** Given task 1 **
Under the section 38 property definition, what minimum useful life must property have to qualify?

** Text **

## start

Except as provided in this subsection, the term "section 38 property" means—

(A) tangible personal property, or

(B) other tangible property (not including a building and its structural components) but only if such property

(i) is used as an integral part of manufacturing, production, or extraction or of furnishing transportation, communications, electrical energy, gas, water, or sewage disposal services, or

(ii) constitutes a research or storage facility used in connection with any of the activities refered to in clause (i).

Such term includes only property with respect to which depreciation (or amortization in lieu of depreciation) is allowable and having a useful life (determined as of the time such property is placed in service) of 4 years or more.

(2) Property used outside the United States. (A) In general.

Except as provided in subparagraph (B), the term "section 38 property" does not include property which is used predominantly outside the United States.

(B) Exceptions.

## end

** Given task 2 **
Copy verbatim the lines in the entries below, from the line with "heatmap-dark-spots — [171, 149, 382, 439]" to the line with "heatmap-title: 1233 nm — [223, 10, 297, 31]".

** Extracted data **

## start

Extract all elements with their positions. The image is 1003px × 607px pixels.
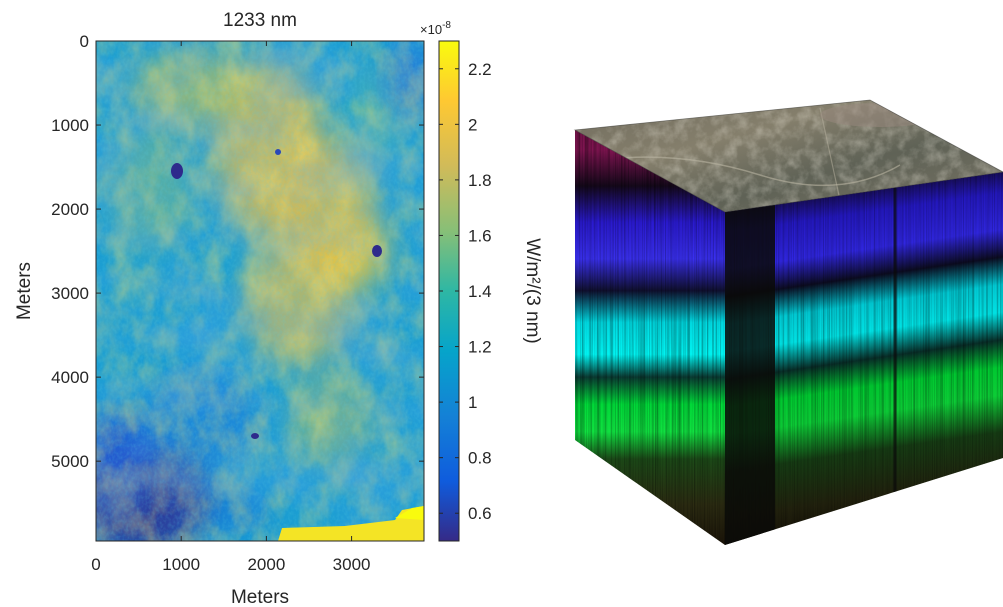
heatmap-dark-spots — [171, 149, 382, 439]
x-axis-label: Meters — [231, 587, 289, 607]
y-axis-label: Meters — [14, 262, 35, 320]
colorbar-label: W/m²/(3 nm) — [522, 238, 543, 344]
colorbar-tick-label: 1.6 — [468, 226, 492, 245]
heatmap-frame — [95, 40, 425, 542]
x-tick-label: 2000 — [247, 555, 285, 574]
y-tick-label: 4000 — [51, 368, 89, 387]
y-tick-label: 3000 — [51, 284, 89, 303]
y-tick-label: 5000 — [51, 452, 89, 471]
x-tick-label: 3000 — [333, 555, 371, 574]
y-axis-ticks: 0 1000 2000 3000 4000 5000 — [51, 32, 424, 471]
colorbar-tick-label: 2 — [468, 115, 477, 134]
colorbar-exponent: ×10-8 — [420, 20, 451, 37]
y-tick-label: 2000 — [51, 200, 89, 219]
heatmap-title: 1233 nm — [223, 10, 297, 31]
colorbar-tick-label: 1 — [468, 393, 477, 412]
colorbar-tick-label: 1.4 — [468, 282, 492, 301]
y-tick-label: 1000 — [51, 116, 89, 135]
heatmap-plot: 0 1000 2000 3000 0 1000 2000 3000 4000 5000 1233… — [14, 10, 425, 607]
colorbar-tick-label: 1.2 — [468, 338, 492, 357]
colorbar-tick-label: 2.2 — [468, 60, 492, 79]
heatmap-bright-patch — [278, 506, 424, 541]
colorbar-tick-label: 0.6 — [468, 504, 492, 523]
x-tick-label: 0 — [91, 555, 100, 574]
colorbar: 0.6 0.8 1 1.2 1.4 1.6 1.8 2 2.2 ×10-8 W/m²/(3 nm… — [420, 20, 543, 542]
x-tick-label: 1000 — [162, 555, 200, 574]
colorbar-ticks: 0.6 0.8 1 1.2 1.4 1.6 1.8 2 2.2 — [439, 60, 492, 523]
colorbar-tick-label: 1.8 — [468, 171, 492, 190]
colorbar-tick-label: 0.8 — [468, 449, 492, 468]
y-tick-label: 0 — [80, 32, 89, 51]
x-axis-ticks: 0 1000 2000 3000 — [91, 41, 370, 574]
cube-dark-stripe — [725, 205, 775, 545]
hyperspectral-cube — [573, 99, 1003, 545]
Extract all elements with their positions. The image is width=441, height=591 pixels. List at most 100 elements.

## end

** Exercise solution 1 **
4 years or more.

** Exercise solution 2 **
heatmap-dark-spots — [171, 149, 382, 439]
x-axis-label: Meters — [231, 587, 289, 607]
y-axis-label: Meters — [14, 262, 35, 320]
colorbar-label: W/m²/(3 nm) — [522, 238, 543, 344]
colorbar-tick-label: 1.6 — [468, 226, 492, 245]
heatmap-frame — [95, 40, 425, 542]
x-tick-label: 2000 — [247, 555, 285, 574]
y-tick-label: 4000 — [51, 368, 89, 387]
y-tick-label: 3000 — [51, 284, 89, 303]
y-tick-label: 5000 — [51, 452, 89, 471]
x-tick-label: 3000 — [333, 555, 371, 574]
y-axis-ticks: 0 1000 2000 3000 4000 5000 — [51, 32, 424, 471]
colorbar-tick-label: 2 — [468, 115, 477, 134]
colorbar-exponent: ×10-8 — [420, 20, 451, 37]
y-tick-label: 2000 — [51, 200, 89, 219]
heatmap-title: 1233 nm — [223, 10, 297, 31]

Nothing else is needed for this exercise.